THE REQUEST —
Whenever a line contains the string "barrel", copy it out of the entries.

[Records that describe figures]
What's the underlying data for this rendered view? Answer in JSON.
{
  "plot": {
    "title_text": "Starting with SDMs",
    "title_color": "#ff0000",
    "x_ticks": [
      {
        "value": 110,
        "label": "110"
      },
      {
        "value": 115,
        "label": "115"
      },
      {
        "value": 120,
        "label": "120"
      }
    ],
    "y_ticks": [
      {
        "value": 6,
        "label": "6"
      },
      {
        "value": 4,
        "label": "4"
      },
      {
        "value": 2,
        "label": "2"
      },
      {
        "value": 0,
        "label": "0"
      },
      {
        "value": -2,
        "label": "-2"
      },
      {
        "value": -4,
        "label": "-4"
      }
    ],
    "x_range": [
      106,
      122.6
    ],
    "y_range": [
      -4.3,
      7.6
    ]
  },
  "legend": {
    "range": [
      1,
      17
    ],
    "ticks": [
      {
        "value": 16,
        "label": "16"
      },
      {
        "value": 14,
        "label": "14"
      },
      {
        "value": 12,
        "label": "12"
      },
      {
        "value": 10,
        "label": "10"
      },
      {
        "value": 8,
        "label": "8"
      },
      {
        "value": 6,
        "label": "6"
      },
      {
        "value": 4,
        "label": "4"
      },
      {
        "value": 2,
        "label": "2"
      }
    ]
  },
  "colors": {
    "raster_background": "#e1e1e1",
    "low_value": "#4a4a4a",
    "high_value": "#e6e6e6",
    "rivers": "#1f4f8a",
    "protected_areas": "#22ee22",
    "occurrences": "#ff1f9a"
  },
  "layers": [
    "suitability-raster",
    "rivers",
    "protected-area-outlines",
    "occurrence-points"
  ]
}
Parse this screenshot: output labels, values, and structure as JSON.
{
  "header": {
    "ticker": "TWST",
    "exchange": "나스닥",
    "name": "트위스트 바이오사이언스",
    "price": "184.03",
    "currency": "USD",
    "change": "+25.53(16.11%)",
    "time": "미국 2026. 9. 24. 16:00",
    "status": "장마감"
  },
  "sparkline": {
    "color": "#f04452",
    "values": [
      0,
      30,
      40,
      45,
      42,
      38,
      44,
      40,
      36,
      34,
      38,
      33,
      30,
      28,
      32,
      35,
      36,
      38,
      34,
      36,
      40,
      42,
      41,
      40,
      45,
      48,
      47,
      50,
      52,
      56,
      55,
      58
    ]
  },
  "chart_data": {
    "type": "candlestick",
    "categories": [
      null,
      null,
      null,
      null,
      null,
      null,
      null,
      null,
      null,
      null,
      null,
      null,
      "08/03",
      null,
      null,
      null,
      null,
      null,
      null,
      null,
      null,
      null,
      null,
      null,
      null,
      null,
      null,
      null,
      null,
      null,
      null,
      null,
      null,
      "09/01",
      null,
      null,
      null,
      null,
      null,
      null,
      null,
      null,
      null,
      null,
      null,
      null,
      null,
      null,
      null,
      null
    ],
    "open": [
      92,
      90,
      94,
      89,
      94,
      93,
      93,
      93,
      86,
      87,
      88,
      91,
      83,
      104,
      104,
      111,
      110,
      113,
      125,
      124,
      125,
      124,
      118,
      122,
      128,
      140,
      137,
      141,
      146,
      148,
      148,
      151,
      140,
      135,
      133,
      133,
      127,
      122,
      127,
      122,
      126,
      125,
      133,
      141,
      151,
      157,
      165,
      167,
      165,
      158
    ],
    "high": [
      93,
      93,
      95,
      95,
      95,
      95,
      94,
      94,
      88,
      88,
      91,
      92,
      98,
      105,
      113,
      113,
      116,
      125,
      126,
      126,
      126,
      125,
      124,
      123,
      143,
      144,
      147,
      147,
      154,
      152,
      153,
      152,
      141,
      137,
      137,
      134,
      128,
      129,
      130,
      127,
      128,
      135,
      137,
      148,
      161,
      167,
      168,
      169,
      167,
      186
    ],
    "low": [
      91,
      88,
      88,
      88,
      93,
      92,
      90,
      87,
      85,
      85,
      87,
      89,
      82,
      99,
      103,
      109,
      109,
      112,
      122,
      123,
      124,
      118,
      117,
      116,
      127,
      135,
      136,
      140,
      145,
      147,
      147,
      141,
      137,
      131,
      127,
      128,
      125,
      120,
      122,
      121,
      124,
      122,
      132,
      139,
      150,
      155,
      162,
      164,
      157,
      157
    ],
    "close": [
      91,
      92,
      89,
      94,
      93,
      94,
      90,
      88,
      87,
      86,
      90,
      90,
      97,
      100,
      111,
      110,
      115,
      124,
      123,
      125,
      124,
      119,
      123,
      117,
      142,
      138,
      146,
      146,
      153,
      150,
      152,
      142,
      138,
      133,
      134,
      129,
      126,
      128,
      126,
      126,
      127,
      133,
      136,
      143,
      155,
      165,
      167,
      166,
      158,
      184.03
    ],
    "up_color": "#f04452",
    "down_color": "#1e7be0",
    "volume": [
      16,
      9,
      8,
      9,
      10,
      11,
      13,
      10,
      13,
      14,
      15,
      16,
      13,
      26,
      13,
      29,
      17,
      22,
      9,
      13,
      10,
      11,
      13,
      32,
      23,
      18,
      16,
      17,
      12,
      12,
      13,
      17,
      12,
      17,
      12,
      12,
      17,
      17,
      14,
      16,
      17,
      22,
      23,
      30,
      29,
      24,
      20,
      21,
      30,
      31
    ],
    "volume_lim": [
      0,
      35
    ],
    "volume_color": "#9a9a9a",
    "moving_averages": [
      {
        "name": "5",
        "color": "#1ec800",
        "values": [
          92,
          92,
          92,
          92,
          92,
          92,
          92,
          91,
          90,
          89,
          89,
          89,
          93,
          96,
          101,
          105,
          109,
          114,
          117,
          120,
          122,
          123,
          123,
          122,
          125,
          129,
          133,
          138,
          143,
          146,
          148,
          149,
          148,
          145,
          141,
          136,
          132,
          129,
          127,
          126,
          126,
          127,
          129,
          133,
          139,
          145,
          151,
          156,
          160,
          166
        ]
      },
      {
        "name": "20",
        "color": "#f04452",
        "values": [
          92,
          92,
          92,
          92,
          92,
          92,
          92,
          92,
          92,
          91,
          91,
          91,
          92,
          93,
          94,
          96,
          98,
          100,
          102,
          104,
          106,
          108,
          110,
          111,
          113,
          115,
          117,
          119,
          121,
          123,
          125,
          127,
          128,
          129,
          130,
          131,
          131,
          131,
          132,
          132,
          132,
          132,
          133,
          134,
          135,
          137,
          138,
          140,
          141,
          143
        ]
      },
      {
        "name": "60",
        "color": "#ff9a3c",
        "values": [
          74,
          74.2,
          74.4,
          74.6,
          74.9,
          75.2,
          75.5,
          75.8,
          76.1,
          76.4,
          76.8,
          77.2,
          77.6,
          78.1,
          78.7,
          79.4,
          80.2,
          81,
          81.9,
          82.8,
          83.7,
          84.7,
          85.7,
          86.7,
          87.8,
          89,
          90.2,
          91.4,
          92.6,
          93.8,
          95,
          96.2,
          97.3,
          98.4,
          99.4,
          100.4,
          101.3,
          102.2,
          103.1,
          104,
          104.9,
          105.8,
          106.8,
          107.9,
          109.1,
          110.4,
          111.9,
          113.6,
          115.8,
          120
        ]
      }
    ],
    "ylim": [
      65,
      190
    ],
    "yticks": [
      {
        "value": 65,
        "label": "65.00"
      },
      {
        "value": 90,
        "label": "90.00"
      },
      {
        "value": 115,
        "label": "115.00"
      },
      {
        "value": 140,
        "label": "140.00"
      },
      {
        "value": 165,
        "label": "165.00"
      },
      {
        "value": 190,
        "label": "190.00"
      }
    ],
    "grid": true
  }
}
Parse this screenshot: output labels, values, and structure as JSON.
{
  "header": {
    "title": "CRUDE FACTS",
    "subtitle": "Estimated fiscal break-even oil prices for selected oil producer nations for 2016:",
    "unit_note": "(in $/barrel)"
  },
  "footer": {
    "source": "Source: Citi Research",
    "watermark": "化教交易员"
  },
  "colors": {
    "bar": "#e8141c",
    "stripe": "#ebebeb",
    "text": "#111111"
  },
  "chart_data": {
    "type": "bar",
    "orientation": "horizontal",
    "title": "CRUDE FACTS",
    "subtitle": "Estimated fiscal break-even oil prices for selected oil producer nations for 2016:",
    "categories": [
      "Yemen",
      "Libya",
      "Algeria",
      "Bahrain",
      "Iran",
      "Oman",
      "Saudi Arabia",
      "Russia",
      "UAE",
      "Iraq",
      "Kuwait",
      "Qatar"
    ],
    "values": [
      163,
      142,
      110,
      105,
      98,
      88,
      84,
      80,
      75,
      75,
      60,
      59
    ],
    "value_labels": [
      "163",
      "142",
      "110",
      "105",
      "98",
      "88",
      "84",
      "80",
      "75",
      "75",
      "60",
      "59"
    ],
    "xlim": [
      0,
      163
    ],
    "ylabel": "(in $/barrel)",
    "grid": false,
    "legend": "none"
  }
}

TASK RESULT —
    "unit_note": "(in $/barrel)"
    "ylabel": "(in $/barrel)",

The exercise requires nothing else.